WHAT IS EXPECTED:
Pictures aside, repeat every entry exactly.

MATERIALS PROVIDED:
_ _ _ _ _ _ _

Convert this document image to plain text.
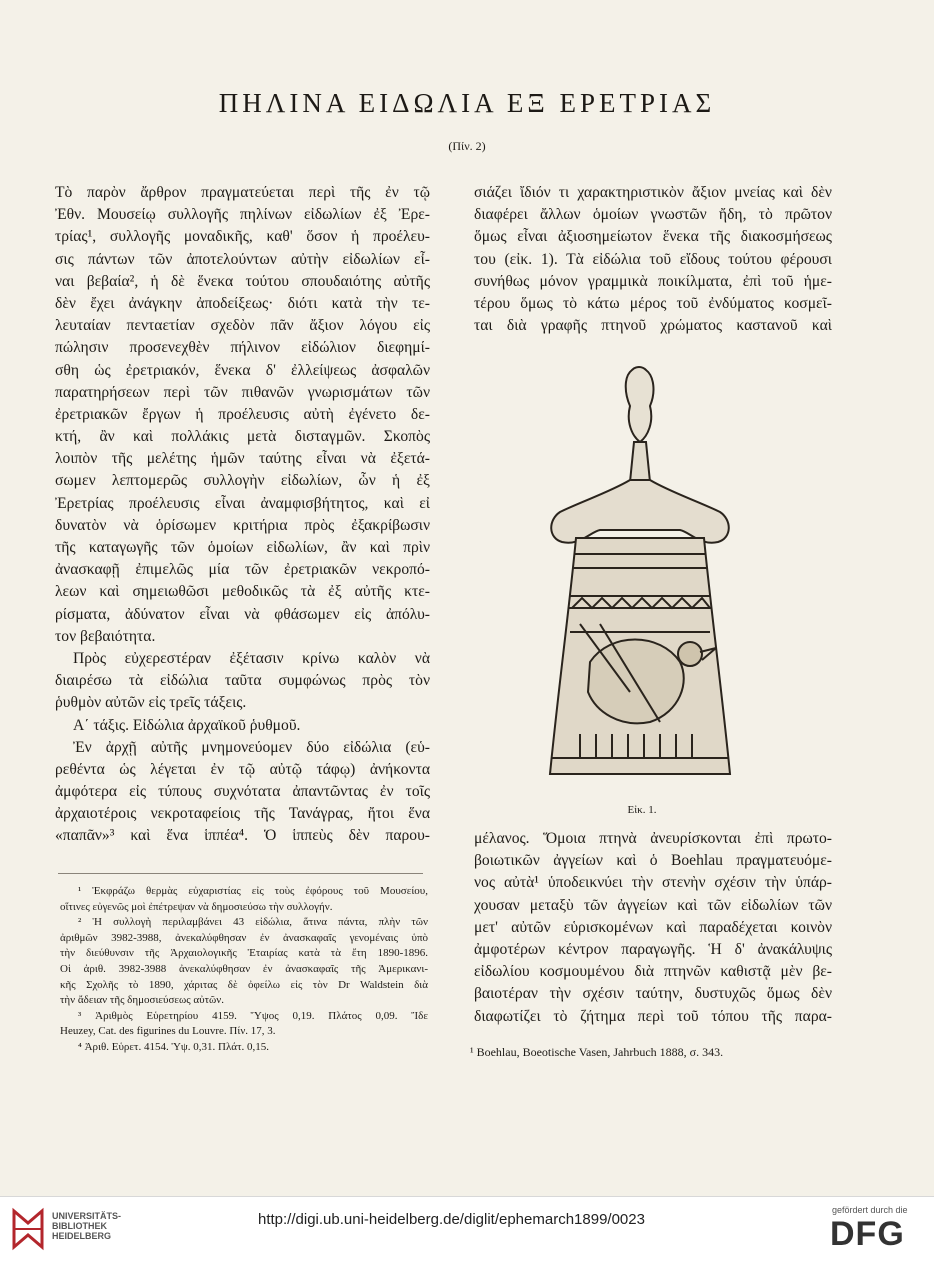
ΠΗΛΙΝΑ ΕΙΔΩΛΙΑ ΕΞ ΕΡΕΤΡΙΑΣ
(Πίν. 2)
Τὸ παρὸν ἄρθρον πραγματεύεται περὶ τῆς ἐν τῷ
Ἐθν. Μουσείῳ συλλογῆς πηλίνων εἰδωλίων ἐξ Ἐρε-
τρίας¹, συλλογῆς μοναδικῆς, καθ' ὅσον ἡ προέλευ-
σις πάντων τῶν ἀποτελούντων αὐτὴν εἰδωλίων εἶ-
ναι βεβαία², ἡ δὲ ἕνεκα τούτου σπουδαιότης αὐτῆς
δὲν ἔχει ἀνάγκην ἀποδείξεως· διότι κατὰ τὴν τε-
λευταίαν πενταετίαν σχεδὸν πᾶν ἄξιον λόγου εἰς
πώλησιν προσενεχθὲν πήλινον εἰδώλιον διεφημί-
σθη ὡς ἐρετριακόν, ἕνεκα δ' ἐλλείψεως ἀσφαλῶν
παρατηρήσεων περὶ τῶν πιθανῶν γνωρισμάτων τῶν
ἐρετριακῶν ἔργων ἡ προέλευσις αὐτὴ ἐγένετο δε-
κτή, ἂν καὶ πολλάκις μετὰ δισταγμῶν. Σκοπὸς
λοιπὸν τῆς μελέτης ἡμῶν ταύτης εἶναι νὰ ἐξετά-
σωμεν λεπτομερῶς συλλογὴν εἰδωλίων, ὧν ἡ ἐξ
Ἐρετρίας προέλευσις εἶναι ἀναμφισβήτητος, καὶ εἰ
δυνατὸν νὰ ὁρίσωμεν κριτήρια πρὸς ἐξακρίβωσιν
τῆς καταγωγῆς τῶν ὁμοίων εἰδωλίων, ἂν καὶ πρὶν
ἀνασκαφῇ ἐπιμελῶς μία τῶν ἐρετριακῶν νεκροπό-
λεων καὶ σημειωθῶσι μεθοδικῶς τὰ ἐξ αὐτῆς κτε-
ρίσματα, ἀδύνατον εἶναι νὰ φθάσωμεν εἰς ἀπόλυ-
τον βεβαιότητα.
Πρὸς εὐχερεστέραν ἐξέτασιν κρίνω καλὸν νὰ
διαιρέσω τὰ εἰδώλια ταῦτα συμφώνως πρὸς τὸν
ῥυθμὸν αὐτῶν εἰς τρεῖς τάξεις.
Α΄ τάξις. Εἰδώλια ἀρχαϊκοῦ ῥυθμοῦ.
Ἐν ἀρχῇ αὐτῆς μνημονεύομεν δύο εἰδώλια (εὑ-
ρεθέντα ὡς λέγεται ἐν τῷ αὐτῷ τάφῳ) ἀνήκοντα
ἀμφότερα εἰς τύπους συχνότατα ἀπαντῶντας ἐν τοῖς
ἀρχαιοτέροις νεκροταφείοις τῆς Τανάγρας, ἤτοι ἕνα
«παπᾶν»³ καὶ ἕνα ἱππέα⁴. Ὁ ἱππεὺς δὲν παρου-
σιάζει ἴδιόν τι χαρακτηριστικὸν ἄξιον μνείας καὶ δὲν
διαφέρει ἄλλων ὁμοίων γνωστῶν ἤδη, τὸ πρῶτον
ὅμως εἶναι ἀξιοσημείωτον ἕνεκα τῆς διακοσμήσεως
του (εἰκ. 1). Τὰ εἰδώλια τοῦ εἴδους τούτου φέρουσι
συνήθως μόνον γραμμικὰ ποικίλματα, ἐπὶ τοῦ ἡμε-
τέρου ὅμως τὸ κάτω μέρος τοῦ ἐνδύματος κοσμεῖ-
ται διὰ γραφῆς πτηνοῦ χρώματος καστανοῦ καὶ
Εἰκ. 1.
μέλανος. Ὅμοια πτηνὰ ἀνευρίσκονται ἐπὶ πρωτο-
βοιωτικῶν ἀγγείων καὶ ὁ Boehlau πραγματευόμε-
νος αὐτὰ¹ ὑποδεικνύει τὴν στενὴν σχέσιν τὴν ὑπάρ-
χουσαν μεταξὺ τῶν ἀγγείων καὶ τῶν εἰδωλίων τῶν
μετ' αὐτῶν εὑρισκομένων καὶ παραδέχεται κοινὸν
ἀμφοτέρων κέντρον παραγωγῆς. Ἡ δ' ἀνακάλυψις
εἰδωλίου κοσμουμένου διὰ πτηνῶν καθιστᾷ μὲν βε-
βαιοτέραν τὴν σχέσιν ταύτην, δυστυχῶς ὅμως δὲν
διαφωτίζει τὸ ζήτημα περὶ τοῦ τόπου τῆς παρα-
¹ Ἐκφράζω θερμὰς εὐχαριστίας εἰς τοὺς ἐφόρους τοῦ Μουσείου,
οἵτινες εὐγενῶς μοὶ ἐπέτρεψαν νὰ δημοσιεύσω τὴν συλλογήν.
² Ἡ συλλογὴ περιλαμβάνει 43 εἰδώλια, ἅτινα πάντα, πλὴν τῶν
ἀριθμῶν 3982-3988, ἀνεκαλύφθησαν ἐν ἀνασκαφαῖς γενομέναις ὑπὸ
τὴν διεύθυνσιν τῆς Ἀρχαιολογικῆς Ἑταιρίας κατὰ τὰ ἔτη 1890-1896.
Οἱ ἀριθ. 3982-3988 ἀνεκαλύφθησαν ἐν ἀνασκαφαῖς τῆς Ἀμερικανι-
κῆς Σχολῆς τὸ 1890, χάριτας δὲ ὀφείλω εἰς τὸν Dr Waldstein διὰ
τὴν ἄδειαν τῆς δημοσιεύσεως αὐτῶν.
³ Ἀριθμὸς Εὑρετηρίου 4159. Ὕψος 0,19. Πλάτος 0,09. Ἴδε
Heuzey, Cat. des figurines du Louvre. Πίν. 17, 3.
⁴ Ἀριθ. Εὑρετ. 4154. Ὑψ. 0,31. Πλάτ. 0,15.	¹ Boehlau, Boeotische Vasen, Jahrbuch 1888, σ. 343.
UNIVERSITÄTS-
BIBLIOTHEK
HEIDELBERG
http://digi.ub.uni-heidelberg.de/diglit/ephemarch1899/0023
gefördert durch die
DFG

_ _ _ _ _ _ _

RESULT OF THIS EXERCISE:
Convert this document image to plain text.
ΠΗΛΙΝΑ ΕΙΔΩΛΙΑ ΕΞ ΕΡΕΤΡΙΑΣ
(Πίν. 2)
Τὸ παρὸν ἄρθρον πραγματεύεται περὶ τῆς ἐν τῷ
Ἐθν. Μουσείῳ συλλογῆς πηλίνων εἰδωλίων ἐξ Ἐρε-
τρίας¹, συλλογῆς μοναδικῆς, καθ' ὅσον ἡ προέλευ-
σις πάντων τῶν ἀποτελούντων αὐτὴν εἰδωλίων εἶ-
ναι βεβαία², ἡ δὲ ἕνεκα τούτου σπουδαιότης αὐτῆς
δὲν ἔχει ἀνάγκην ἀποδείξεως· διότι κατὰ τὴν τε-
λευταίαν πενταετίαν σχεδὸν πᾶν ἄξιον λόγου εἰς
πώλησιν προσενεχθὲν πήλινον εἰδώλιον διεφημί-
σθη ὡς ἐρετριακόν, ἕνεκα δ' ἐλλείψεως ἀσφαλῶν
παρατηρήσεων περὶ τῶν πιθανῶν γνωρισμάτων τῶν
ἐρετριακῶν ἔργων ἡ προέλευσις αὐτὴ ἐγένετο δε-
κτή, ἂν καὶ πολλάκις μετὰ δισταγμῶν. Σκοπὸς
λοιπὸν τῆς μελέτης ἡμῶν ταύτης εἶναι νὰ ἐξετά-
σωμεν λεπτομερῶς συλλογὴν εἰδωλίων, ὧν ἡ ἐξ
Ἐρετρίας προέλευσις εἶναι ἀναμφισβήτητος, καὶ εἰ
δυνατὸν νὰ ὁρίσωμεν κριτήρια πρὸς ἐξακρίβωσιν
τῆς καταγωγῆς τῶν ὁμοίων εἰδωλίων, ἂν καὶ πρὶν
ἀνασκαφῇ ἐπιμελῶς μία τῶν ἐρετριακῶν νεκροπό-
λεων καὶ σημειωθῶσι μεθοδικῶς τὰ ἐξ αὐτῆς κτε-
ρίσματα, ἀδύνατον εἶναι νὰ φθάσωμεν εἰς ἀπόλυ-
τον βεβαιότητα.
Πρὸς εὐχερεστέραν ἐξέτασιν κρίνω καλὸν νὰ
διαιρέσω τὰ εἰδώλια ταῦτα συμφώνως πρὸς τὸν
ῥυθμὸν αὐτῶν εἰς τρεῖς τάξεις.
Α΄ τάξις. Εἰδώλια ἀρχαϊκοῦ ῥυθμοῦ.
Ἐν ἀρχῇ αὐτῆς μνημονεύομεν δύο εἰδώλια (εὑ-
ρεθέντα ὡς λέγεται ἐν τῷ αὐτῷ τάφῳ) ἀνήκοντα
ἀμφότερα εἰς τύπους συχνότατα ἀπαντῶντας ἐν τοῖς
ἀρχαιοτέροις νεκροταφείοις τῆς Τανάγρας, ἤτοι ἕνα
«παπᾶν»³ καὶ ἕνα ἱππέα⁴. Ὁ ἱππεὺς δὲν παρου-
σιάζει ἴδιόν τι χαρακτηριστικὸν ἄξιον μνείας καὶ δὲν
διαφέρει ἄλλων ὁμοίων γνωστῶν ἤδη, τὸ πρῶτον
ὅμως εἶναι ἀξιοσημείωτον ἕνεκα τῆς διακοσμήσεως
του (εἰκ. 1). Τὰ εἰδώλια τοῦ εἴδους τούτου φέρουσι
συνήθως μόνον γραμμικὰ ποικίλματα, ἐπὶ τοῦ ἡμε-
τέρου ὅμως τὸ κάτω μέρος τοῦ ἐνδύματος κοσμεῖ-
ται διὰ γραφῆς πτηνοῦ χρώματος καστανοῦ καὶ
Εἰκ. 1.
μέλανος. Ὅμοια πτηνὰ ἀνευρίσκονται ἐπὶ πρωτο-
βοιωτικῶν ἀγγείων καὶ ὁ Boehlau πραγματευόμε-
νος αὐτὰ¹ ὑποδεικνύει τὴν στενὴν σχέσιν τὴν ὑπάρ-
χουσαν μεταξὺ τῶν ἀγγείων καὶ τῶν εἰδωλίων τῶν
μετ' αὐτῶν εὑρισκομένων καὶ παραδέχεται κοινὸν
ἀμφοτέρων κέντρον παραγωγῆς. Ἡ δ' ἀνακάλυψις
εἰδωλίου κοσμουμένου διὰ πτηνῶν καθιστᾷ μὲν βε-
βαιοτέραν τὴν σχέσιν ταύτην, δυστυχῶς ὅμως δὲν
διαφωτίζει τὸ ζήτημα περὶ τοῦ τόπου τῆς παρα-
¹ Ἐκφράζω θερμὰς εὐχαριστίας εἰς τοὺς ἐφόρους τοῦ Μουσείου,
οἵτινες εὐγενῶς μοὶ ἐπέτρεψαν νὰ δημοσιεύσω τὴν συλλογήν.
² Ἡ συλλογὴ περιλαμβάνει 43 εἰδώλια, ἅτινα πάντα, πλὴν τῶν
ἀριθμῶν 3982-3988, ἀνεκαλύφθησαν ἐν ἀνασκαφαῖς γενομέναις ὑπὸ
τὴν διεύθυνσιν τῆς Ἀρχαιολογικῆς Ἑταιρίας κατὰ τὰ ἔτη 1890-1896.
Οἱ ἀριθ. 3982-3988 ἀνεκαλύφθησαν ἐν ἀνασκαφαῖς τῆς Ἀμερικανι-
κῆς Σχολῆς τὸ 1890, χάριτας δὲ ὀφείλω εἰς τὸν Dr Waldstein διὰ
τὴν ἄδειαν τῆς δημοσιεύσεως αὐτῶν.
³ Ἀριθμὸς Εὑρετηρίου 4159. Ὕψος 0,19. Πλάτος 0,09. Ἴδε
Heuzey, Cat. des figurines du Louvre. Πίν. 17, 3.
⁴ Ἀριθ. Εὑρετ. 4154. Ὑψ. 0,31. Πλάτ. 0,15.	¹ Boehlau, Boeotische Vasen, Jahrbuch 1888, σ. 343.
UNIVERSITÄTS-
BIBLIOTHEK
HEIDELBERG
http://digi.ub.uni-heidelberg.de/diglit/ephemarch1899/0023
gefördert durch die
DFG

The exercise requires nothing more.